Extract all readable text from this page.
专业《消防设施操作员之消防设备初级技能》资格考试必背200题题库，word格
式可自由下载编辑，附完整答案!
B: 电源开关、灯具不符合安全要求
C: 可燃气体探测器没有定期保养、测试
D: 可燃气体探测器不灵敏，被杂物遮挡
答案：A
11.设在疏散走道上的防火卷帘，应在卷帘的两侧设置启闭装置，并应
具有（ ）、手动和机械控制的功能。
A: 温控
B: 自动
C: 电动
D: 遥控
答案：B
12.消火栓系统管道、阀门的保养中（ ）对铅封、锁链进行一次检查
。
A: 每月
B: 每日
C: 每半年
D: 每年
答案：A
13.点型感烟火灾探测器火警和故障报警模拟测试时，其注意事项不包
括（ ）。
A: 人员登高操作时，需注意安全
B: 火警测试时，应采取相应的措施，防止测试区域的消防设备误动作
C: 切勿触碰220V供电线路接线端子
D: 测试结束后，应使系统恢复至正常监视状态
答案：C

========

## What you need to do
Please output every record, keeping each line exact.

## The solution
Extract all readable text from this page.
专业《消防设施操作员之消防设备初级技能》资格考试必背200题题库，word格
式可自由下载编辑，附完整答案!
B: 电源开关、灯具不符合安全要求
C: 可燃气体探测器没有定期保养、测试
D: 可燃气体探测器不灵敏，被杂物遮挡
答案：A
11.设在疏散走道上的防火卷帘，应在卷帘的两侧设置启闭装置，并应
具有（ ）、手动和机械控制的功能。
A: 温控
B: 自动
C: 电动
D: 遥控
答案：B
12.消火栓系统管道、阀门的保养中（ ）对铅封、锁链进行一次检查
。
A: 每月
B: 每日
C: 每半年
D: 每年
答案：A
13.点型感烟火灾探测器火警和故障报警模拟测试时，其注意事项不包
括（ ）。
A: 人员登高操作时，需注意安全
B: 火警测试时，应采取相应的措施，防止测试区域的消防设备误动作
C: 切勿触碰220V供电线路接线端子
D: 测试结束后，应使系统恢复至正常监视状态
答案：C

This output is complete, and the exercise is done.